Given records section start
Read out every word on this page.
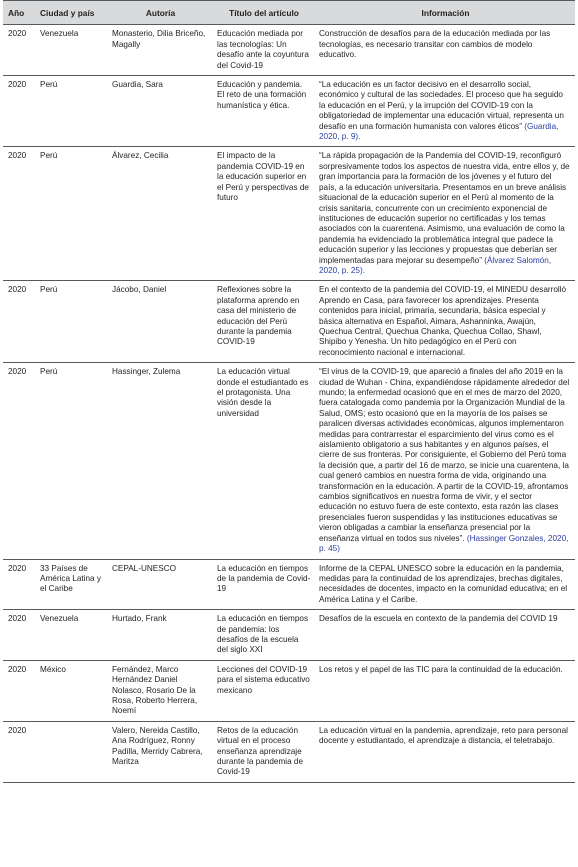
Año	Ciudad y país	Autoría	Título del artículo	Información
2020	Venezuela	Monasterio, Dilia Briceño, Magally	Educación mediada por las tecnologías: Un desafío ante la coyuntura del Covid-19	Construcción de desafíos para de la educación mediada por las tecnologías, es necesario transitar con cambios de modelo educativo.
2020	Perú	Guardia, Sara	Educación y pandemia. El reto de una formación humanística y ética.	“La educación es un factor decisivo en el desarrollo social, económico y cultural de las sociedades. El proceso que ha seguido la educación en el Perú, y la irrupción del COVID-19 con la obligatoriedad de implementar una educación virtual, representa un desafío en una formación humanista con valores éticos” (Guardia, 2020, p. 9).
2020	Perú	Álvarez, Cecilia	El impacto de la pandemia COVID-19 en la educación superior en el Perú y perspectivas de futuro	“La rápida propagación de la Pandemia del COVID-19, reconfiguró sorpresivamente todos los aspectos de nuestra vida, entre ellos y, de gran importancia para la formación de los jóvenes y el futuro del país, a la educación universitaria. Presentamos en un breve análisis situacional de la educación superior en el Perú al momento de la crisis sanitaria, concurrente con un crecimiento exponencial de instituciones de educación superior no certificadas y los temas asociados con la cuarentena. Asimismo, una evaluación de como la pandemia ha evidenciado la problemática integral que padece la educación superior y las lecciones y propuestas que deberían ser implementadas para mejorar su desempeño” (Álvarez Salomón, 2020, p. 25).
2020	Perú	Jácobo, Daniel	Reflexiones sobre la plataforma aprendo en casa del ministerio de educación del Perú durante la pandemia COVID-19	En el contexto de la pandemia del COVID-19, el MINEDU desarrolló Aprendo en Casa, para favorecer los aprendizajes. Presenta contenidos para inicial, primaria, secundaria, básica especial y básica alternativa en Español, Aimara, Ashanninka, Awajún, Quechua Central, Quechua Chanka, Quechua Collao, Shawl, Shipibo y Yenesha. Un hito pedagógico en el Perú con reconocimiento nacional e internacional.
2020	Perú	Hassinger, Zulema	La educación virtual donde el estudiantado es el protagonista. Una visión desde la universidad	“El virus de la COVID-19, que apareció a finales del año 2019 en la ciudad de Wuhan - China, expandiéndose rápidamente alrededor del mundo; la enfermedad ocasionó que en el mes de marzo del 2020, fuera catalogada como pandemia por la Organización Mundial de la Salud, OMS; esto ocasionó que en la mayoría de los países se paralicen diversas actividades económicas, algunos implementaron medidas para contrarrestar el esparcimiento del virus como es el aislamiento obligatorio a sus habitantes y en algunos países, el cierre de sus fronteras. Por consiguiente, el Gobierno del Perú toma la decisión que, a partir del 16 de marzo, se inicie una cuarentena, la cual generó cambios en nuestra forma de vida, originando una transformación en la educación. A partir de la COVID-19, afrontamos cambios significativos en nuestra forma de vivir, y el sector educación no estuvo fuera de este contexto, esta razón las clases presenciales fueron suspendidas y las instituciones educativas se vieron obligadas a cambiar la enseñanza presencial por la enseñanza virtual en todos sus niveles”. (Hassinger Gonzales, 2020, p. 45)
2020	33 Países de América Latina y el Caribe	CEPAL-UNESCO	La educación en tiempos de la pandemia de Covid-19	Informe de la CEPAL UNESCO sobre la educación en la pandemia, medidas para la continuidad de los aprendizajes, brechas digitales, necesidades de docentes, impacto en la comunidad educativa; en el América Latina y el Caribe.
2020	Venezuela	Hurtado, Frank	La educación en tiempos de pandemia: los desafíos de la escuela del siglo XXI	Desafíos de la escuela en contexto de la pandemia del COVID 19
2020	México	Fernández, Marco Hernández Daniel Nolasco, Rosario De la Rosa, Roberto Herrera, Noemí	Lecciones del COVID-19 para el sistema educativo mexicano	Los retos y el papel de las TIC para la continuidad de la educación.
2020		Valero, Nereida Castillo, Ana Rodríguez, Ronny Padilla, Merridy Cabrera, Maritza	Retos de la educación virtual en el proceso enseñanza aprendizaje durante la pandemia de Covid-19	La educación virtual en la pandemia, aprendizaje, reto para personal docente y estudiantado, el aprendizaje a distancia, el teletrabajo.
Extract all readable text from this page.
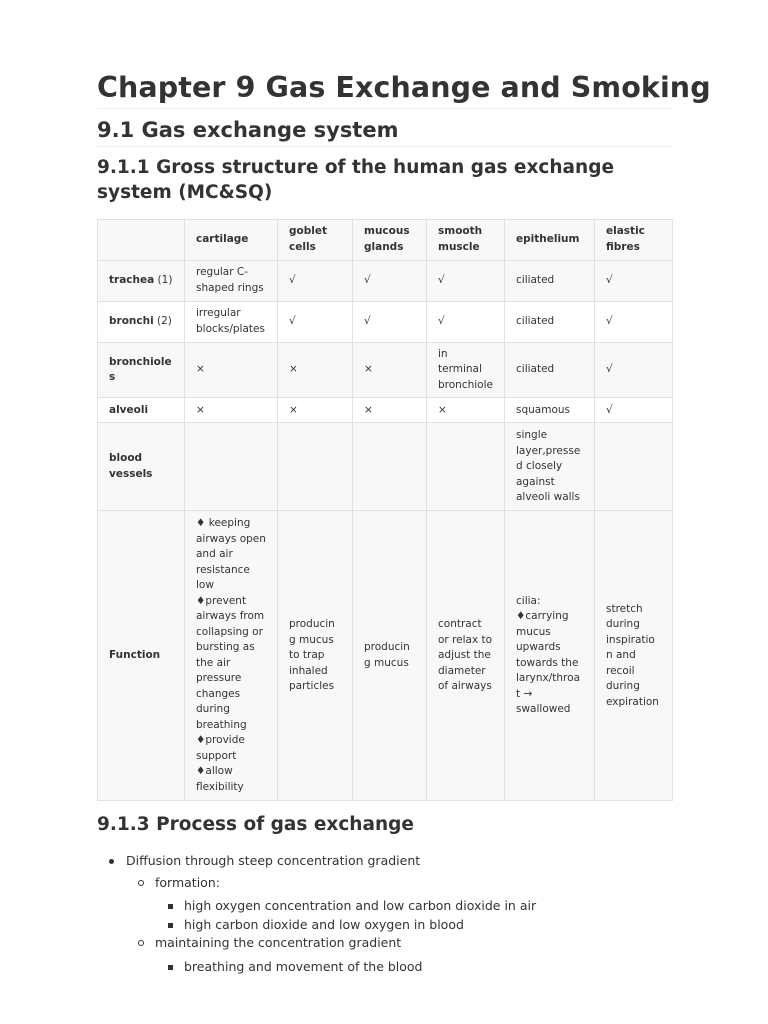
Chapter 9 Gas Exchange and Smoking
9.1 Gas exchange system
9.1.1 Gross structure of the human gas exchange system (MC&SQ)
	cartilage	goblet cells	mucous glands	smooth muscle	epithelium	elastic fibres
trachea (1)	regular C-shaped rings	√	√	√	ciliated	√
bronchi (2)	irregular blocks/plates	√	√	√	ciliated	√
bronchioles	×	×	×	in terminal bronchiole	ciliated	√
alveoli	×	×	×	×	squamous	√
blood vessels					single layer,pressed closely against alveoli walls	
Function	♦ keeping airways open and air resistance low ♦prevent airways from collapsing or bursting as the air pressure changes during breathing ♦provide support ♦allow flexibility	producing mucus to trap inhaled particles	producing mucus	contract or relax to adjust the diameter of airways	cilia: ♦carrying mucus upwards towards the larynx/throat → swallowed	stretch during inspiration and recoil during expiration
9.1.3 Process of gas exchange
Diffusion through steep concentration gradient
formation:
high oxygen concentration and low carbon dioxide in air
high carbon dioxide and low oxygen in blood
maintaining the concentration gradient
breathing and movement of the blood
Given records section end
Given records section start
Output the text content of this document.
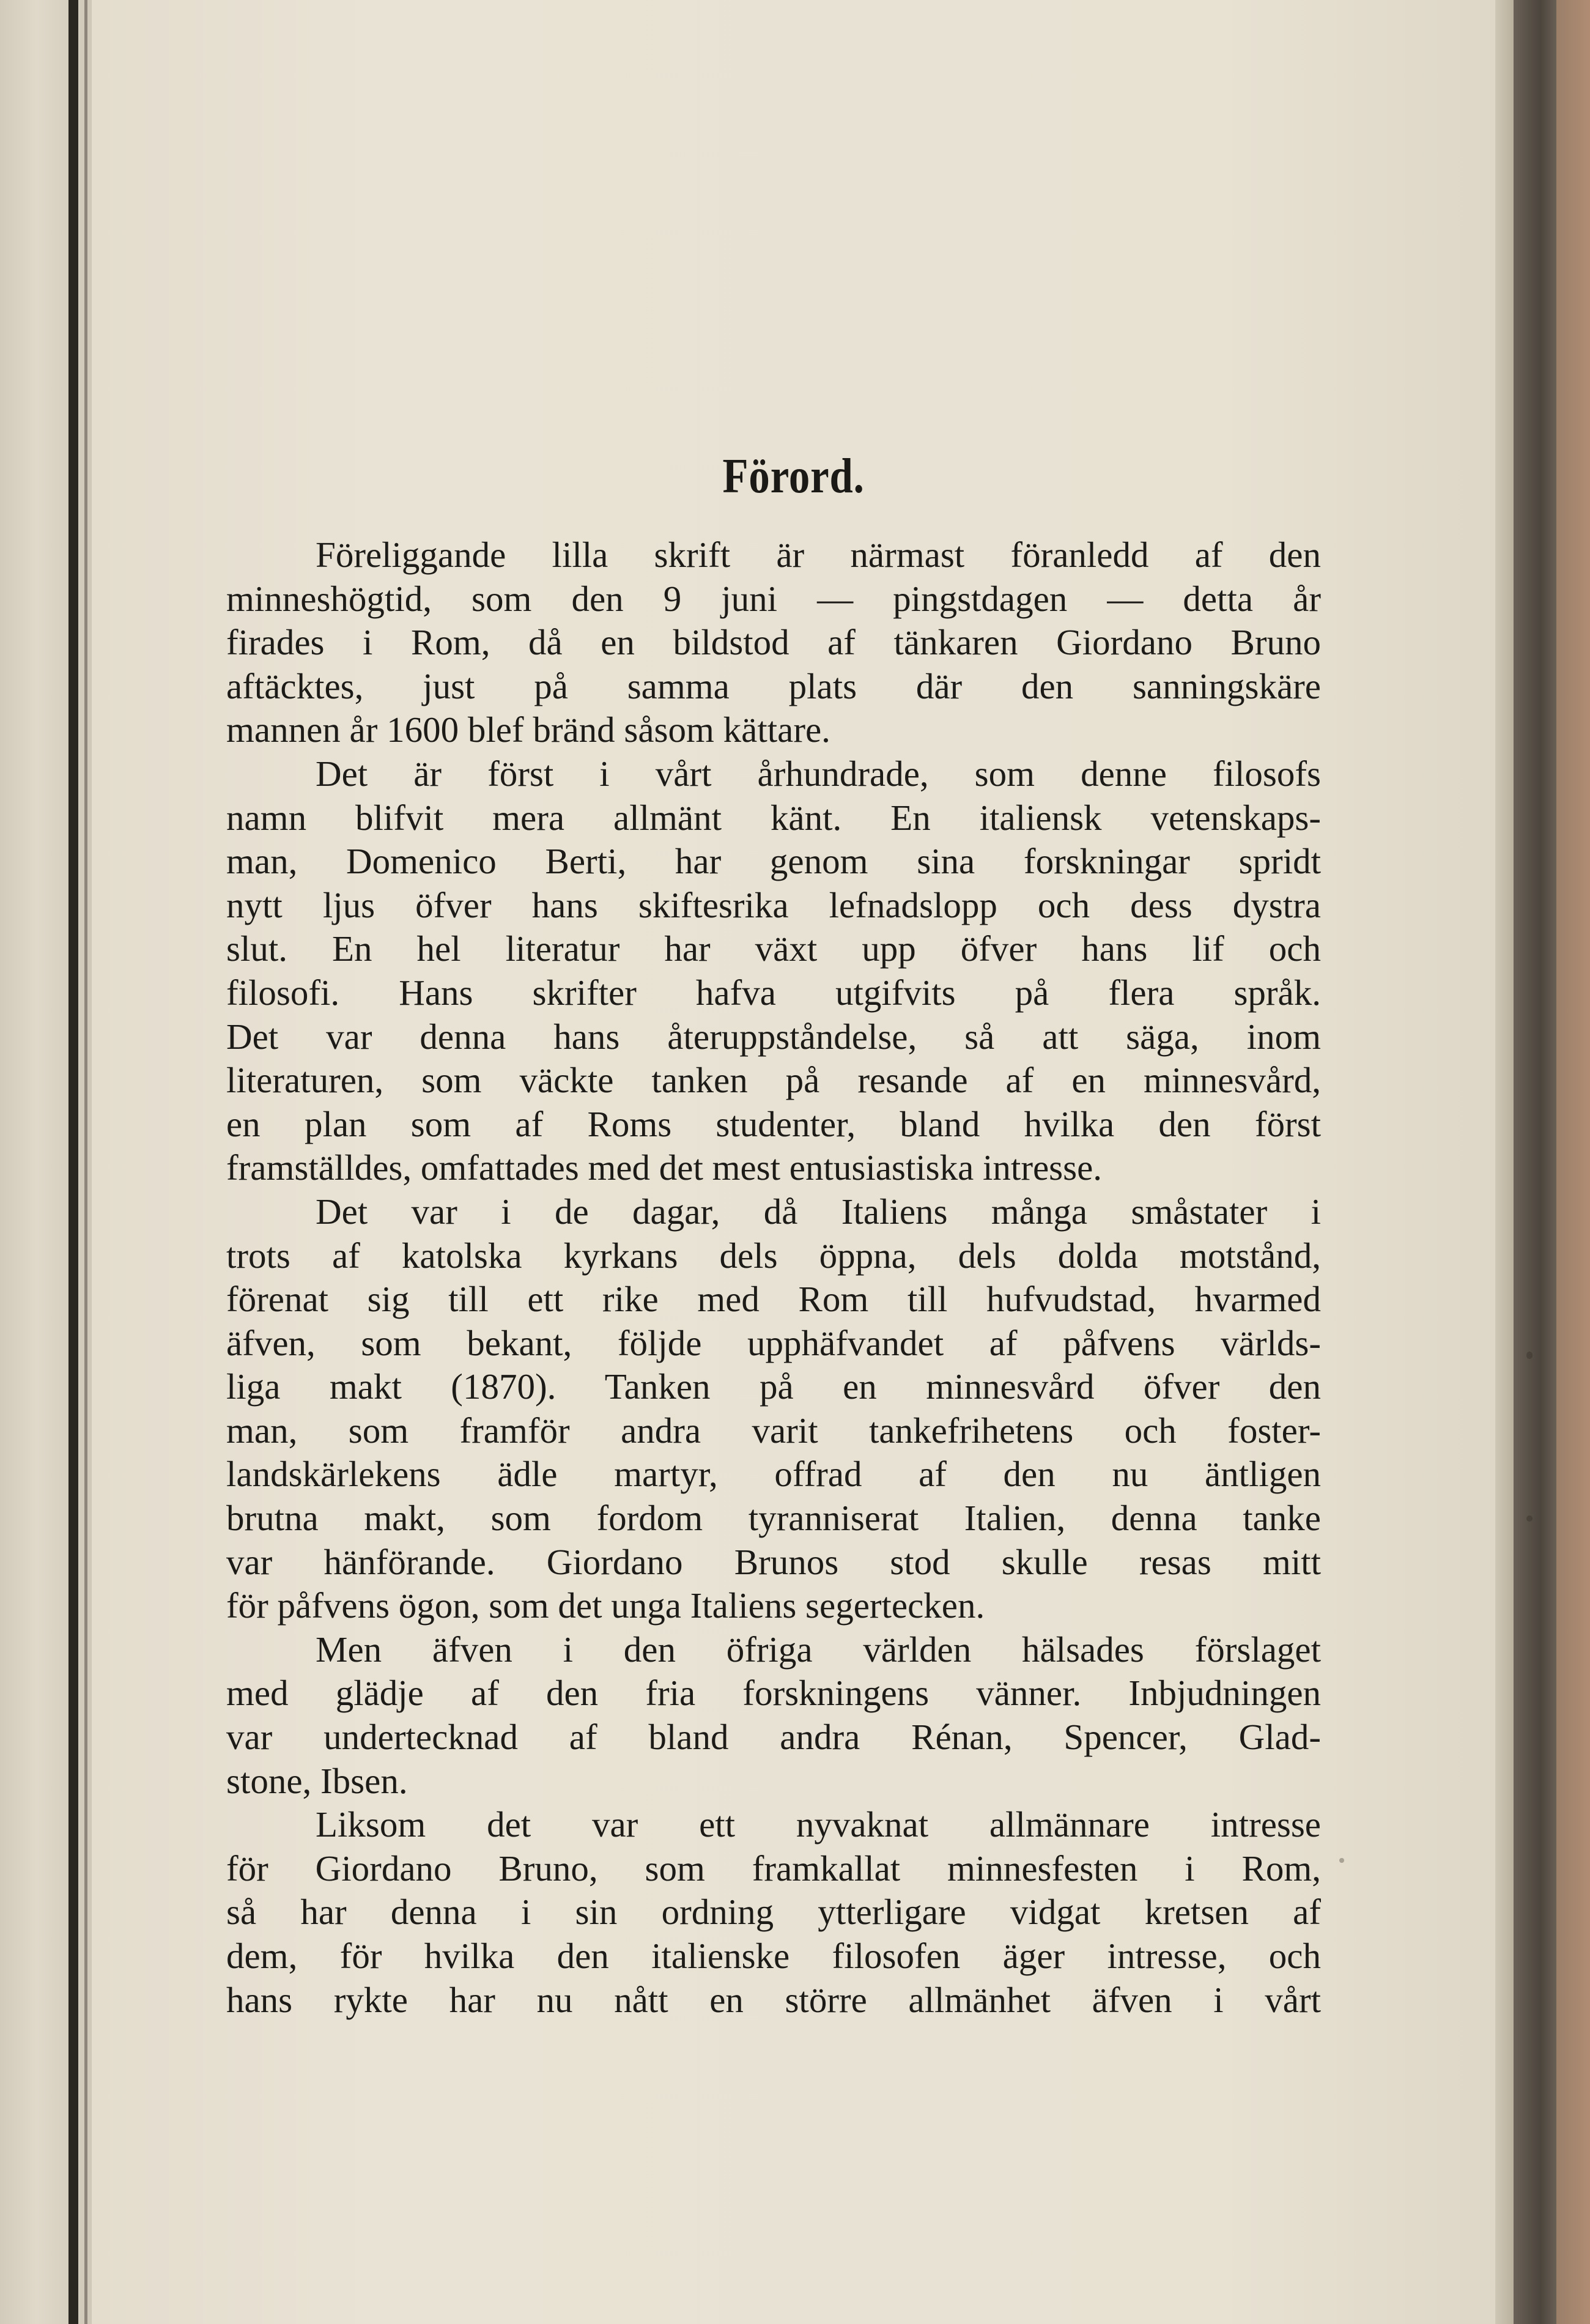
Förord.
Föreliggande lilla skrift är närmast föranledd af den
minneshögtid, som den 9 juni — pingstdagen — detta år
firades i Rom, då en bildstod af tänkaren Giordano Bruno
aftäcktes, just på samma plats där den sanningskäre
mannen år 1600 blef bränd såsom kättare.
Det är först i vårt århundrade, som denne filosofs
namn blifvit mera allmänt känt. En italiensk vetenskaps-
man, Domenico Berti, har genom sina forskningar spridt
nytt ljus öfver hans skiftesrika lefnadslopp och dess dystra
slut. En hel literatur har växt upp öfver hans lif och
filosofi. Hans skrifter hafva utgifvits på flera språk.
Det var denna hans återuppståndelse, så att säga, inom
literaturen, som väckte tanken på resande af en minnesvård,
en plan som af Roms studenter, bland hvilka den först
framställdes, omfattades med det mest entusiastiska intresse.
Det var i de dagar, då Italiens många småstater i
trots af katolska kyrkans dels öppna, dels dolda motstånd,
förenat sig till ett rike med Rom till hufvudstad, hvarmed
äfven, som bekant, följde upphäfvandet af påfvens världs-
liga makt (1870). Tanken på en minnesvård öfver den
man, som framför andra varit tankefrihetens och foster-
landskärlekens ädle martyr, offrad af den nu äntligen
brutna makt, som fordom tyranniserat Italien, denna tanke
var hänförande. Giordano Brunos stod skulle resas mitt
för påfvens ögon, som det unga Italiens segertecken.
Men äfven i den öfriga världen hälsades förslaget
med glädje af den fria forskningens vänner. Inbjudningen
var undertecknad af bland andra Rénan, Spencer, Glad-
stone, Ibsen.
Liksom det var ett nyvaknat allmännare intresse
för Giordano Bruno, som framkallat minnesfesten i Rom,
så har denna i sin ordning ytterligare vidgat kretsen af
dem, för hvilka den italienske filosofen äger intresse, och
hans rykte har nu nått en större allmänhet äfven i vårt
Given records section end
### Assigned task
Find the lines of the material that contain the word "this" and report only how many there are.

### Response to the exercise
3